EXERCISE DIRECTIONS =
Check every line of the data below for the string "DRAW", and copy the ones that hold it.

Dataset items =
^^^^^^^^
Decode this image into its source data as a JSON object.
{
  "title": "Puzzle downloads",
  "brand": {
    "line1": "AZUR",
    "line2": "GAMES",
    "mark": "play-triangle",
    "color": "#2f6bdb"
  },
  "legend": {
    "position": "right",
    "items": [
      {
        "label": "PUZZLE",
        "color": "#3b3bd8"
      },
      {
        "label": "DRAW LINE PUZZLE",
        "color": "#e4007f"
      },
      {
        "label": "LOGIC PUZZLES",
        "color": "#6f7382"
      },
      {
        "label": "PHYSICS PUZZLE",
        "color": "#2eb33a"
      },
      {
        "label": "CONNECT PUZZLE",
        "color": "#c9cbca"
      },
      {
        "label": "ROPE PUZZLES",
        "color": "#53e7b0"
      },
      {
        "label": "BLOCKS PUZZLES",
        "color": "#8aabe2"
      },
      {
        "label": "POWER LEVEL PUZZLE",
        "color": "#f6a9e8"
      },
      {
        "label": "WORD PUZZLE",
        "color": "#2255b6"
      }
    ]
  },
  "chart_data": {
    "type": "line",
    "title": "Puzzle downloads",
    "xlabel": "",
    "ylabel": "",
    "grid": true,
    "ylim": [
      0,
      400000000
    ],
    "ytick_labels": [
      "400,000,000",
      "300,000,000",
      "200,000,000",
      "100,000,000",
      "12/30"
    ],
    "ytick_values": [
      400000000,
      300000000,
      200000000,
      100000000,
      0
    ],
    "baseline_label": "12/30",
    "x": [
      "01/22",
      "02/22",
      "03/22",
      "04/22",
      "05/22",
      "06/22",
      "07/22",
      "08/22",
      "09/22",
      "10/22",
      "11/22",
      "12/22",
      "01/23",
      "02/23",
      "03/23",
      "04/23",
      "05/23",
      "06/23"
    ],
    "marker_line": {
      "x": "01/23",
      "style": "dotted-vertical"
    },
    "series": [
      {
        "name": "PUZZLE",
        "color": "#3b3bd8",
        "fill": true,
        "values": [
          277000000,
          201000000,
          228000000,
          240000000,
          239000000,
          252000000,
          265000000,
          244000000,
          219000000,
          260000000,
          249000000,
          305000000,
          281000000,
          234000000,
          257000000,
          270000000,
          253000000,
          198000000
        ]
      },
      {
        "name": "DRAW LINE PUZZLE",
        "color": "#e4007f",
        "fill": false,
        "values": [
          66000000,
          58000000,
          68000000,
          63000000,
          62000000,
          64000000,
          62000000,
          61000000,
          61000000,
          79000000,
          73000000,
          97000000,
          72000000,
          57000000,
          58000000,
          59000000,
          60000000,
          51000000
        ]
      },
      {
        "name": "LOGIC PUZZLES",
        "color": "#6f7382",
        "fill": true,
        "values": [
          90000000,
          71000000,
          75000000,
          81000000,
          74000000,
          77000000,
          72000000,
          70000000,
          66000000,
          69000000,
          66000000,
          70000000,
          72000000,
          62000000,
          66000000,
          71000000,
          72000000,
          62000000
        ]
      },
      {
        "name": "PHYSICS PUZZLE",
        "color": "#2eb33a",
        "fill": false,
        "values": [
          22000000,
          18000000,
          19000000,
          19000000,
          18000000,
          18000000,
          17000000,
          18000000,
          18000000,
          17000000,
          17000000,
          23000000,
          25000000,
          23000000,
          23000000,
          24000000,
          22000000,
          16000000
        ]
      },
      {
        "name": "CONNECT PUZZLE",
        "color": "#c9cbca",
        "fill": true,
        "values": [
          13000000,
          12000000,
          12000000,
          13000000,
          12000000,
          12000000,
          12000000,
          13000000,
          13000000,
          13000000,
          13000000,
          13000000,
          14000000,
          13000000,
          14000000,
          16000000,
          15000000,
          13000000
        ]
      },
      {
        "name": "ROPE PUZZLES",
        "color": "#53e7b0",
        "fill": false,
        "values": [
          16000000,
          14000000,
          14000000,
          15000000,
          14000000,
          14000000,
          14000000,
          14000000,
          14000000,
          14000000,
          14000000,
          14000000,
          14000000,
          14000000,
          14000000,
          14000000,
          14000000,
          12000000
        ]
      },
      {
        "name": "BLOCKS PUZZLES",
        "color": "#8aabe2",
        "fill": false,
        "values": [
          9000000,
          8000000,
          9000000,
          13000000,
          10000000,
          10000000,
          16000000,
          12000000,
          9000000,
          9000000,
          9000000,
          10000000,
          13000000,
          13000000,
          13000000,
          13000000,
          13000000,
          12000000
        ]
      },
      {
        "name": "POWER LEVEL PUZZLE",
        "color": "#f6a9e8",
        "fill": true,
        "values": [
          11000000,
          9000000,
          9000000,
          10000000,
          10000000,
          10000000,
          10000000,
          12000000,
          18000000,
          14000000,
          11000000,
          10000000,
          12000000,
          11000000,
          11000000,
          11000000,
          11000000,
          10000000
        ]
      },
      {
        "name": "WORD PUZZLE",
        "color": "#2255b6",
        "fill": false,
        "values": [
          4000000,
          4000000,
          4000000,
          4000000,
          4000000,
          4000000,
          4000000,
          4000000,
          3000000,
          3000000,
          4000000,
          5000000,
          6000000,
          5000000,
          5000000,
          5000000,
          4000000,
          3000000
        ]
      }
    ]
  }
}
^^^^^^^^
THE ANSWER =
        "label": "DRAW LINE PUZZLE",
        "name": "DRAW LINE PUZZLE",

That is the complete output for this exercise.